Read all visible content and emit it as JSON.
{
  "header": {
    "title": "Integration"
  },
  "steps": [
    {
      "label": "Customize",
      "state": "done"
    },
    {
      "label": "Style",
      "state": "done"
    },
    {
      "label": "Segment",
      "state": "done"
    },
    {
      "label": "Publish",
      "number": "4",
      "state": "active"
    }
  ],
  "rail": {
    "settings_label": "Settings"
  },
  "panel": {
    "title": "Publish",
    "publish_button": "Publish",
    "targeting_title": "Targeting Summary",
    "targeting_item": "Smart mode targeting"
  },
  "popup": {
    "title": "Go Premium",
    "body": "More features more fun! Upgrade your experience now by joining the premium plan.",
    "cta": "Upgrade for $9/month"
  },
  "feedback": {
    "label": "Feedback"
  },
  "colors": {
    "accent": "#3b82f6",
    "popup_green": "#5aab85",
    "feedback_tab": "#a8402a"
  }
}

▬▬▬

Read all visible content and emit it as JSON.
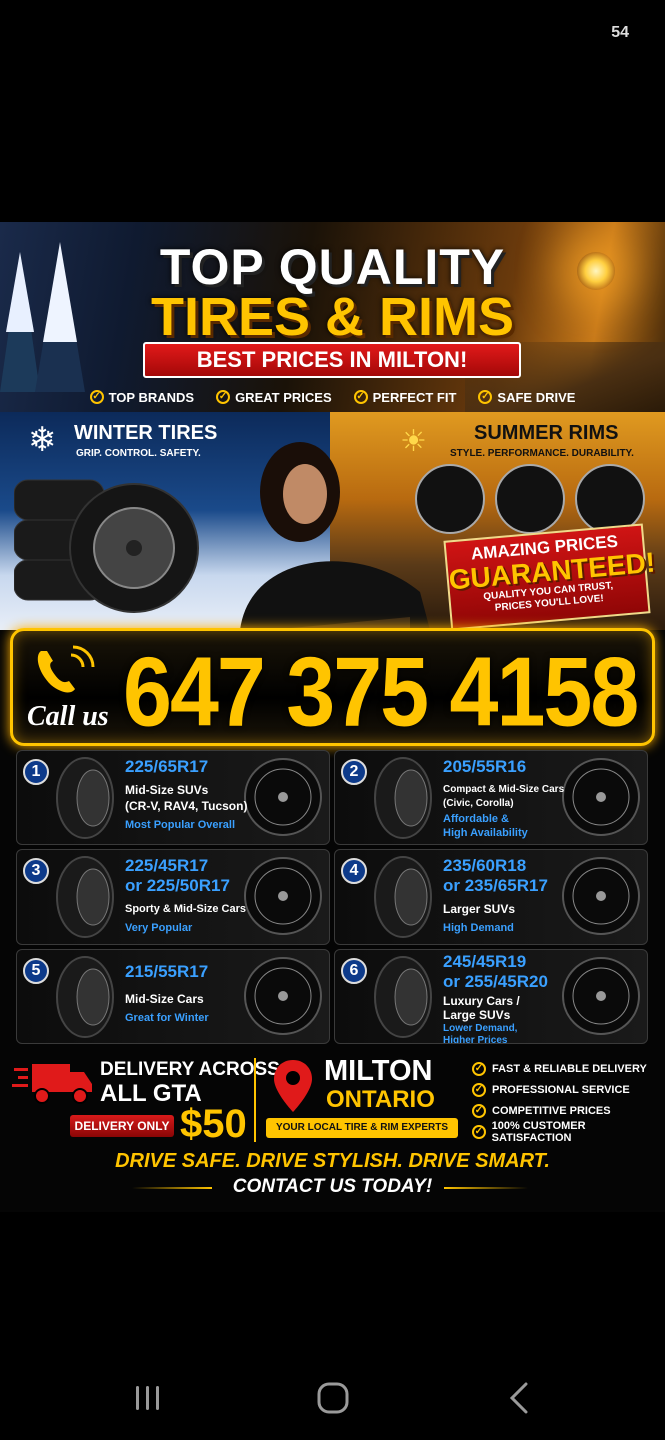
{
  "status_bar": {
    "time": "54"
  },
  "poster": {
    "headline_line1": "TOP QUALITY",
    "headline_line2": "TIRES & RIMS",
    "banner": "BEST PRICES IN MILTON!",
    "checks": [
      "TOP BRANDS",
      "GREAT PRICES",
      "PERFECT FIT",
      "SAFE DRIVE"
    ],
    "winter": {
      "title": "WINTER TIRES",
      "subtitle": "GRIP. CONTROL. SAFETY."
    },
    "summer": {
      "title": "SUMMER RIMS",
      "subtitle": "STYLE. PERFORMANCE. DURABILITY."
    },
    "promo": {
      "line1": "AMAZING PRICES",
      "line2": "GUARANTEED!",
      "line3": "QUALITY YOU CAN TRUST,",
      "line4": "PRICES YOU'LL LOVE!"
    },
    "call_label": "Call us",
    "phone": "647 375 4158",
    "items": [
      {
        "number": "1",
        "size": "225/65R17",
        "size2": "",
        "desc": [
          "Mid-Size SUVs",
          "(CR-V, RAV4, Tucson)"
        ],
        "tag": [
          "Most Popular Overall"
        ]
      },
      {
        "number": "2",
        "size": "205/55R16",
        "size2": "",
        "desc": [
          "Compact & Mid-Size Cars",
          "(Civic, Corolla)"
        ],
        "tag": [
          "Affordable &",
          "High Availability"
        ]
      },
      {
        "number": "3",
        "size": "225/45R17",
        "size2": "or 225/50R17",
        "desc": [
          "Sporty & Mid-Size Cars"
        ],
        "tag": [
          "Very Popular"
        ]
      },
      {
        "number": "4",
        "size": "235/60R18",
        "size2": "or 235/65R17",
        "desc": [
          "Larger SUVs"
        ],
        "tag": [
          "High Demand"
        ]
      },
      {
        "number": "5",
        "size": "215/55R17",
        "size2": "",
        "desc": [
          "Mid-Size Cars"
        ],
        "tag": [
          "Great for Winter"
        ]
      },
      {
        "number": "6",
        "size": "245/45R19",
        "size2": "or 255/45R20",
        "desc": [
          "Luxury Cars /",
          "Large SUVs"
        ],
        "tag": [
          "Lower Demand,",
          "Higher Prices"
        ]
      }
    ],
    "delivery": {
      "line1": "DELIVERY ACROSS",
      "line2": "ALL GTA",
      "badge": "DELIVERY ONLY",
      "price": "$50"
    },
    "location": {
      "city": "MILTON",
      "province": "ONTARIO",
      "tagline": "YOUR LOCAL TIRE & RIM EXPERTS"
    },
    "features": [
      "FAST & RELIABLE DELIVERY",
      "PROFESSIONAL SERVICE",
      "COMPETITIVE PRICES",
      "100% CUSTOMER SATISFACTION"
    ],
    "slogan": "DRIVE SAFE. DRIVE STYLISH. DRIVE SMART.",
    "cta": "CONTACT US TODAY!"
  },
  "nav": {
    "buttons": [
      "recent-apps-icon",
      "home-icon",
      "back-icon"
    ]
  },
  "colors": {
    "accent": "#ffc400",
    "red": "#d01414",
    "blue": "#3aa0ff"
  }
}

▬▬▬

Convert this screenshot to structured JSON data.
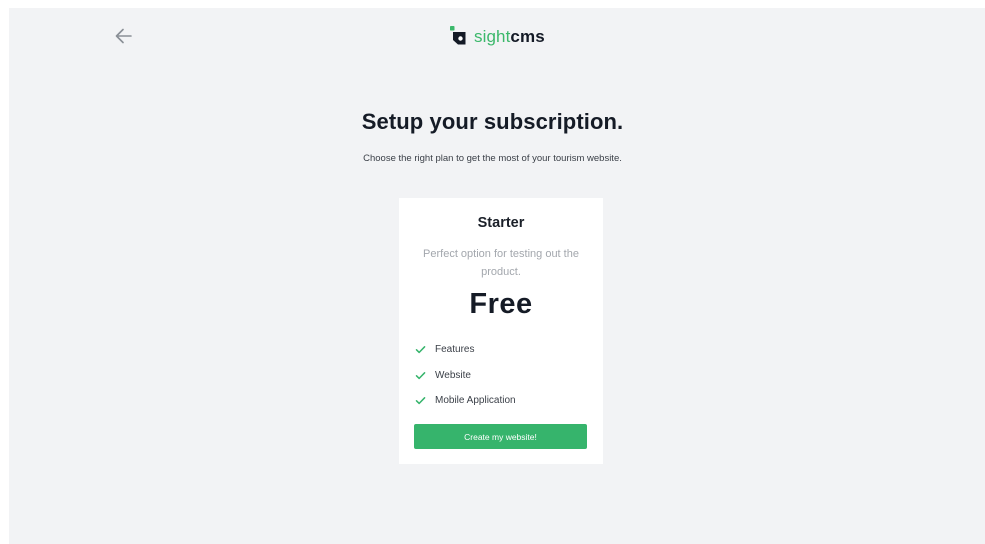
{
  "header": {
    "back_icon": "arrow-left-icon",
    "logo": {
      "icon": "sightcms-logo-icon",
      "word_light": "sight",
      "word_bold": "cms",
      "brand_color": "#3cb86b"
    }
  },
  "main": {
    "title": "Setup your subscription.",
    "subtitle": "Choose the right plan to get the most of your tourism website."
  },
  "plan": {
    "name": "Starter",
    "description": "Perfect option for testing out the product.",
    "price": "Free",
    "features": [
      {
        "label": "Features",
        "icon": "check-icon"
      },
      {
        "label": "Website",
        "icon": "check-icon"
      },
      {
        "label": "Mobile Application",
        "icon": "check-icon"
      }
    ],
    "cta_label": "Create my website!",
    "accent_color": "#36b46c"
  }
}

▬▬▬

Given problem: Show each line of the data that contains the string "Cars".

Exercise response:
          "Compact & Mid-Size Cars",
          "Sporty & Mid-Size Cars"
          "Mid-Size Cars"
          "Luxury Cars /",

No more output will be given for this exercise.